■ **Objective**: From the entries below, list each line with "type".

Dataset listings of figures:
○ ○ ○
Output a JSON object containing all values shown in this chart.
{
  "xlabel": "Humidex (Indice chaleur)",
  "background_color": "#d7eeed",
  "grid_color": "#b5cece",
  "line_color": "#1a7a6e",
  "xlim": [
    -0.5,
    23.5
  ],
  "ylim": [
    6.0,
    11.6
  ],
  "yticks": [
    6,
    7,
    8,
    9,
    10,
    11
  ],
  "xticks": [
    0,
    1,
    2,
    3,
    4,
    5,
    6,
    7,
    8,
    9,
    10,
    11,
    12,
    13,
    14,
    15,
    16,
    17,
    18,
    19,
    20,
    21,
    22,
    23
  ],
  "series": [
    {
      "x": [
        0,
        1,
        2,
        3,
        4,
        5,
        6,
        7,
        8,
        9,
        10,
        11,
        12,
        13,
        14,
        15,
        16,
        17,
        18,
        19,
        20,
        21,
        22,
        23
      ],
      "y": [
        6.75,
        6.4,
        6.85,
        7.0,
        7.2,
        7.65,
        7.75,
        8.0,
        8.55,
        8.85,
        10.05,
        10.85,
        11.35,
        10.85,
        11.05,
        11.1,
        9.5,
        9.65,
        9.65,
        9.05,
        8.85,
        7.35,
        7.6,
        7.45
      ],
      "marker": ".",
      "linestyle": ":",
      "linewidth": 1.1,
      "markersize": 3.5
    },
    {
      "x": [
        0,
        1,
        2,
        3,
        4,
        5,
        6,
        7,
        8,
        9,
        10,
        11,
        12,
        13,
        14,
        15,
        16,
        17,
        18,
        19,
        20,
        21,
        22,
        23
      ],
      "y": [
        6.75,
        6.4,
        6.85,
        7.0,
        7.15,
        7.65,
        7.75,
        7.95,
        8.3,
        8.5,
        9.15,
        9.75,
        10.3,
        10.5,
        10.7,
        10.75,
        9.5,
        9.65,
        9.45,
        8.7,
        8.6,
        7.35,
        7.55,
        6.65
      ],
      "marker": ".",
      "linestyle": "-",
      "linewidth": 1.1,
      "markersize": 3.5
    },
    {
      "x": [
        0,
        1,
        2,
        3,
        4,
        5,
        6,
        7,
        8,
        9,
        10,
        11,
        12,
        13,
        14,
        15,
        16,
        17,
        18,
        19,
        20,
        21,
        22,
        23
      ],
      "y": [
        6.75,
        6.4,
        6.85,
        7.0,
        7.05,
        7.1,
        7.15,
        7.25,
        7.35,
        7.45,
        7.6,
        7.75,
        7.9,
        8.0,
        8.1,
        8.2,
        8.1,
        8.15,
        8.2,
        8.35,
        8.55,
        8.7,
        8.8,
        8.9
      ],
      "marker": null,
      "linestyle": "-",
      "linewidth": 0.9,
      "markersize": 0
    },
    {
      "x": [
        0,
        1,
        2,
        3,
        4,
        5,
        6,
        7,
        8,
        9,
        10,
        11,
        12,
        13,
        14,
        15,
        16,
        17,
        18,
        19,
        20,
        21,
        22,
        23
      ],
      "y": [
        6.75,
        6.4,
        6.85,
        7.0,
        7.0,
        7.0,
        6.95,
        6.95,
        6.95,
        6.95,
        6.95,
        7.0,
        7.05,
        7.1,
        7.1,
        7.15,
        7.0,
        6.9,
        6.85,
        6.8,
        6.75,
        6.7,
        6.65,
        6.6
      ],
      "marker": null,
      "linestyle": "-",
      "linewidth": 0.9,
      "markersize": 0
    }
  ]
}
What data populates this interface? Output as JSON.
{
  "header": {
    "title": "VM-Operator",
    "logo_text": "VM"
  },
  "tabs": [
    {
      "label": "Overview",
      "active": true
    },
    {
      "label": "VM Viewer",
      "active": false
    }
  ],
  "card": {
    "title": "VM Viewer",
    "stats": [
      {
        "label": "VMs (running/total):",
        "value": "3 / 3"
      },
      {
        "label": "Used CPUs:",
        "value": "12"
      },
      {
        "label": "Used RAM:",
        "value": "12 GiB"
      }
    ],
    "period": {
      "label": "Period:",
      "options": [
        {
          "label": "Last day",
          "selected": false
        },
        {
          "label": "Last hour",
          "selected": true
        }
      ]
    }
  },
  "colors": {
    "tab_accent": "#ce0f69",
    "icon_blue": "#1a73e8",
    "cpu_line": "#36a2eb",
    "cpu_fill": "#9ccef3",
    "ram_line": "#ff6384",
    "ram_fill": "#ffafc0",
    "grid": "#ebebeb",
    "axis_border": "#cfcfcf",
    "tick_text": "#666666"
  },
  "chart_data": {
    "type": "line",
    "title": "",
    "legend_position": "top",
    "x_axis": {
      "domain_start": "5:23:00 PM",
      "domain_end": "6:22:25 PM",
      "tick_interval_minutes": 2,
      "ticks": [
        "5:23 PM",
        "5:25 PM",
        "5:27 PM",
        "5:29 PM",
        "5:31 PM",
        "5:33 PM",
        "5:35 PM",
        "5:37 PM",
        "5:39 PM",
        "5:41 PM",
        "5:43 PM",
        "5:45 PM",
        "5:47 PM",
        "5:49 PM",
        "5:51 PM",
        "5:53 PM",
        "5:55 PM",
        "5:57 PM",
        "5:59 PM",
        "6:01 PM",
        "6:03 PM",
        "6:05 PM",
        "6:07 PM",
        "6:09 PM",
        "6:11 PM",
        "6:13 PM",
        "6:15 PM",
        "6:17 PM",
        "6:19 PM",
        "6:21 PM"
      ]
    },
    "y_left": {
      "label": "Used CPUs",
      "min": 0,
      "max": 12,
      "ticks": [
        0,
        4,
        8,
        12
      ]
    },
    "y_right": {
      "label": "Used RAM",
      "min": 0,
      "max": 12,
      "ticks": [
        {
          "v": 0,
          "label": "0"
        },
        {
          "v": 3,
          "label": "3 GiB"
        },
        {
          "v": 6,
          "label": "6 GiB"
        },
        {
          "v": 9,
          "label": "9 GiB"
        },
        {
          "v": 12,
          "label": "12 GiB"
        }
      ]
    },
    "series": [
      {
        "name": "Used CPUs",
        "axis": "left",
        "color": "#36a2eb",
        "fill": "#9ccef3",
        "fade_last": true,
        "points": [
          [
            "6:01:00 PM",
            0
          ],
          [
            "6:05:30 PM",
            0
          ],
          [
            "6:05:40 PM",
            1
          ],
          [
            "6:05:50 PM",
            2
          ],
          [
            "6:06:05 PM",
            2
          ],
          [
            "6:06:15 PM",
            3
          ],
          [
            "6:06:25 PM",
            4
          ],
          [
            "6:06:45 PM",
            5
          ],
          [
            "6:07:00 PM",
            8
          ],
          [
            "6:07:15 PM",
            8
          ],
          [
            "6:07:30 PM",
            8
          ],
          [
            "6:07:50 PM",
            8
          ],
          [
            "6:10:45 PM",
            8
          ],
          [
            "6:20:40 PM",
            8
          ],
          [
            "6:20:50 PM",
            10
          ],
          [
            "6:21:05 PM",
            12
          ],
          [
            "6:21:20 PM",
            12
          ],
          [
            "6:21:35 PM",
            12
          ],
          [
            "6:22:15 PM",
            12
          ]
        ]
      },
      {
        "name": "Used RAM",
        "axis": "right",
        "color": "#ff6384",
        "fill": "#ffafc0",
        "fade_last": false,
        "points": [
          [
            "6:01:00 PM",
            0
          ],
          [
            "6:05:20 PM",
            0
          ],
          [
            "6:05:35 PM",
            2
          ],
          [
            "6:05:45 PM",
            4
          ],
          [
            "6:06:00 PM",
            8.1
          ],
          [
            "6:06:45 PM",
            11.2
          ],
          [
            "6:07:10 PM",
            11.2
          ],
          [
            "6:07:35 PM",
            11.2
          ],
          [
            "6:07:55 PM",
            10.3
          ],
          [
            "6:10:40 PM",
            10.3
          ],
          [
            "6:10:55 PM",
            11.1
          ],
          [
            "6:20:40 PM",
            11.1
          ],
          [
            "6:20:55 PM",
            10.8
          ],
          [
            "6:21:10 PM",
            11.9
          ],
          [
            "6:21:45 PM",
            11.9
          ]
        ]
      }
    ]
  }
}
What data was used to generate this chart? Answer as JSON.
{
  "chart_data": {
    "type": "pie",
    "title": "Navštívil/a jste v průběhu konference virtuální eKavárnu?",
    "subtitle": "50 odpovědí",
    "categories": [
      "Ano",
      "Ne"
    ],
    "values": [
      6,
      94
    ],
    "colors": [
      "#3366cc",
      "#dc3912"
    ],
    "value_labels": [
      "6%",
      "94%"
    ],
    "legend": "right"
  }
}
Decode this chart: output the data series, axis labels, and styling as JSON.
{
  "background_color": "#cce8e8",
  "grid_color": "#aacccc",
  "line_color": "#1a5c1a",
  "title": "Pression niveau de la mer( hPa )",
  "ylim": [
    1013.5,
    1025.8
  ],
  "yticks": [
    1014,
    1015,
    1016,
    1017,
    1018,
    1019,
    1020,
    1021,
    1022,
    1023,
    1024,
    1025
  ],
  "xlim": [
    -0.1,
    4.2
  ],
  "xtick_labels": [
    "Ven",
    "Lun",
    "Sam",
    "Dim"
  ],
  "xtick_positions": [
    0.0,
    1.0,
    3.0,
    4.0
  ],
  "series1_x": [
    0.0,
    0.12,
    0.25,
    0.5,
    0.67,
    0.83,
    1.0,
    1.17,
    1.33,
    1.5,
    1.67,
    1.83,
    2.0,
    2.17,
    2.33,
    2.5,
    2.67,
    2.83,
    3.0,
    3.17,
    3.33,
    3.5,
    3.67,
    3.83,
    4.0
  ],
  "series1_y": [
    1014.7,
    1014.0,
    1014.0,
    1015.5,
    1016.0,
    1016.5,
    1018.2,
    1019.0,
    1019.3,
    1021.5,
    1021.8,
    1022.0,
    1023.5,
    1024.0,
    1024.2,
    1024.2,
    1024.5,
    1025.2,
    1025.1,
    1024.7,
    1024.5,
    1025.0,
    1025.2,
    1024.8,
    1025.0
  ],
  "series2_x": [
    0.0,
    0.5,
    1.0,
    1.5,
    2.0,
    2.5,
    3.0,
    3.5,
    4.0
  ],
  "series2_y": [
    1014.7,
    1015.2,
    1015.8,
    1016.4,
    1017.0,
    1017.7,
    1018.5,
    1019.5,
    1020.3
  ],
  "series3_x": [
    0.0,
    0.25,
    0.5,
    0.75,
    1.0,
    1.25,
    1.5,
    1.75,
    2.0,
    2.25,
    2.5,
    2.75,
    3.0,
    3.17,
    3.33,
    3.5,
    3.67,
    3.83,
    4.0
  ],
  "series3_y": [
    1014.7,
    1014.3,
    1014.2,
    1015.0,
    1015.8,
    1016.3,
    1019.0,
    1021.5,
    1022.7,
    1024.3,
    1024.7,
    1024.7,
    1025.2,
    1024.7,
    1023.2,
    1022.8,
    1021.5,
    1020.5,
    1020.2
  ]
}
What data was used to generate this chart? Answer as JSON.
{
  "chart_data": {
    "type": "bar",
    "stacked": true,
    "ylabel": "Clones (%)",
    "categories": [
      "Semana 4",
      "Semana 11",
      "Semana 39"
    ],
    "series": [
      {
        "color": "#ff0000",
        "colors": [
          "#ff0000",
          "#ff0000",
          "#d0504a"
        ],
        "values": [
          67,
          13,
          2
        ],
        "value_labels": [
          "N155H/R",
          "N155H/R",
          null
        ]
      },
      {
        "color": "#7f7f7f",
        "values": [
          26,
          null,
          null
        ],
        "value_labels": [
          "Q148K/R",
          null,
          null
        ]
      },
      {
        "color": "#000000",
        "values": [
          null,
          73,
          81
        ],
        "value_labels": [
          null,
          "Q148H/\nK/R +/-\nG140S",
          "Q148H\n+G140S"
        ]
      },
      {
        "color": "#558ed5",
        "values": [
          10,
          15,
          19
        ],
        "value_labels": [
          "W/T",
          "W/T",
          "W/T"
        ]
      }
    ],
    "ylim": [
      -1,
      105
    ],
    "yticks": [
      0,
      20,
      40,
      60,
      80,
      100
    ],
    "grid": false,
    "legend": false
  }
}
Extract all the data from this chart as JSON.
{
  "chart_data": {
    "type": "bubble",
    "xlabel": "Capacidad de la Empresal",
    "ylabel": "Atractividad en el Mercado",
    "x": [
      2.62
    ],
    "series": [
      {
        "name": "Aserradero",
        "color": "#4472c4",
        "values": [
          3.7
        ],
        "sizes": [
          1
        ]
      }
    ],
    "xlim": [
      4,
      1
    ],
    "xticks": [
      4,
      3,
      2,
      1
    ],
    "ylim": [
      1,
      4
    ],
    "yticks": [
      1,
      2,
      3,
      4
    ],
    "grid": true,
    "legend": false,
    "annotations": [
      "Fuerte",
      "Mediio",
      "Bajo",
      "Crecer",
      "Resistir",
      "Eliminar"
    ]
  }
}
○ ○ ○
■ **Answer**:
    "type": "line",
    "type": "pie",
    "type": "bar",
    "type": "bubble",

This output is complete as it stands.